### Written problem
Reproduce the lines below, from the first one through the line that contains "scatter-point <box>203 179 210 185</box>". Include both of those lines.
■ ■ ■ ■ ■ ■ ■
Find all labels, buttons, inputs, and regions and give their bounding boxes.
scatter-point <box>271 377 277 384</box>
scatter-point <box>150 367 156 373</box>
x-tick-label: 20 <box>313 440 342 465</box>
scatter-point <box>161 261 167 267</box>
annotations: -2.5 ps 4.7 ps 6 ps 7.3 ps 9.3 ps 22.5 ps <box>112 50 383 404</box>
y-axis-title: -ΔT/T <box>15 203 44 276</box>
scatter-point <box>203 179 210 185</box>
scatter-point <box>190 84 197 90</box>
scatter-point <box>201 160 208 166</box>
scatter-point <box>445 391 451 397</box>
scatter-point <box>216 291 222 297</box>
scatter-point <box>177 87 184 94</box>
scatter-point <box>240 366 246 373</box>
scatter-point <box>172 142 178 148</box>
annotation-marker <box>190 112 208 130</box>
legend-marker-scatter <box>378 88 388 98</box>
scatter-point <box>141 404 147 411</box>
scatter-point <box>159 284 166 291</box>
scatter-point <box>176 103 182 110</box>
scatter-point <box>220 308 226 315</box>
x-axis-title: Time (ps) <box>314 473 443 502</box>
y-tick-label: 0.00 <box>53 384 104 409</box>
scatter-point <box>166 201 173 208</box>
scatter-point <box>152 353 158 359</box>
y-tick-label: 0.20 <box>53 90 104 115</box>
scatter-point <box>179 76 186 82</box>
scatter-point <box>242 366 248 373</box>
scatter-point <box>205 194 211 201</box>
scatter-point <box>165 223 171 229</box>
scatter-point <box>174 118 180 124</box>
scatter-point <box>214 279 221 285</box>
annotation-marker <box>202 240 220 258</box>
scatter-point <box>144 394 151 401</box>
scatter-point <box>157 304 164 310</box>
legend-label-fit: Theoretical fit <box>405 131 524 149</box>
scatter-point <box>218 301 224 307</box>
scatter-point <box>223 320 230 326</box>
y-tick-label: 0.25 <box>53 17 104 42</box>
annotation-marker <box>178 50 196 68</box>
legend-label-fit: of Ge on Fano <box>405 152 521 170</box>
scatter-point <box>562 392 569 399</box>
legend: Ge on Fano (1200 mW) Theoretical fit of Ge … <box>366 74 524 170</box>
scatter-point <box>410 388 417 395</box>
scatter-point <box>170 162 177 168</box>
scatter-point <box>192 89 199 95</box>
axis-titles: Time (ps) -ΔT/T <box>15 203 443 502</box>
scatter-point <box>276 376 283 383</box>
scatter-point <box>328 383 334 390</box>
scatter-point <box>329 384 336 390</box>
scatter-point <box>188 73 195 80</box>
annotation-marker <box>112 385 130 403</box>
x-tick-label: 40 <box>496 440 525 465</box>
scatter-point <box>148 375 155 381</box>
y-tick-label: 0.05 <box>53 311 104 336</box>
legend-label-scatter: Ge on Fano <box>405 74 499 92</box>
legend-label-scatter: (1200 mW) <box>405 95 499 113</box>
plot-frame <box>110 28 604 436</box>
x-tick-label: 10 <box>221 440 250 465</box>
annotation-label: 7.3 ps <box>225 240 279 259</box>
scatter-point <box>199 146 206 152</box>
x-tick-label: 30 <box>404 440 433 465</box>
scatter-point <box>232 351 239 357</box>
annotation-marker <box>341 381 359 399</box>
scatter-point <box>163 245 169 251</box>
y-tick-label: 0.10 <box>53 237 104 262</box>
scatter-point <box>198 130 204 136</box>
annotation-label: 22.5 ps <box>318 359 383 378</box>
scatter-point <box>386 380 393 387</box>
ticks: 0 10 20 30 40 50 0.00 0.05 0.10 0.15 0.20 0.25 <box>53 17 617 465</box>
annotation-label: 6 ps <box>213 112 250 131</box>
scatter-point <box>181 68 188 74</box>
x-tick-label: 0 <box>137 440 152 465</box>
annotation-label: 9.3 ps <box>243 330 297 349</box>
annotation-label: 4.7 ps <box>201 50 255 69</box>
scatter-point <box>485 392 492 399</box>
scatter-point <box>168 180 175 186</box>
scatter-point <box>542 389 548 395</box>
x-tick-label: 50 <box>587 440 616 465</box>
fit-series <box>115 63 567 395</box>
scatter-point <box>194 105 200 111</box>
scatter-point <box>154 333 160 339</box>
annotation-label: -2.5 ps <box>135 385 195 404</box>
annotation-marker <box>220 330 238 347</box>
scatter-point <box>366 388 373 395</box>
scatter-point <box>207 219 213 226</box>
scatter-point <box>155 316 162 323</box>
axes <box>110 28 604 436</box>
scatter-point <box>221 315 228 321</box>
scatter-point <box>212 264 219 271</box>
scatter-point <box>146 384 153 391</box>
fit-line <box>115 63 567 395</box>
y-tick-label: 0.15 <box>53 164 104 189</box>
■ ■ ■ ■ ■ ■ ■
### Answer to the problem
Find all labels, buttons, inputs, and regions and give their bounding boxes.
scatter-point <box>271 377 277 384</box>
scatter-point <box>150 367 156 373</box>
x-tick-label: 20 <box>313 440 342 465</box>
scatter-point <box>161 261 167 267</box>
annotations: -2.5 ps 4.7 ps 6 ps 7.3 ps 9.3 ps 22.5 ps <box>112 50 383 404</box>
y-axis-title: -ΔT/T <box>15 203 44 276</box>
scatter-point <box>203 179 210 185</box>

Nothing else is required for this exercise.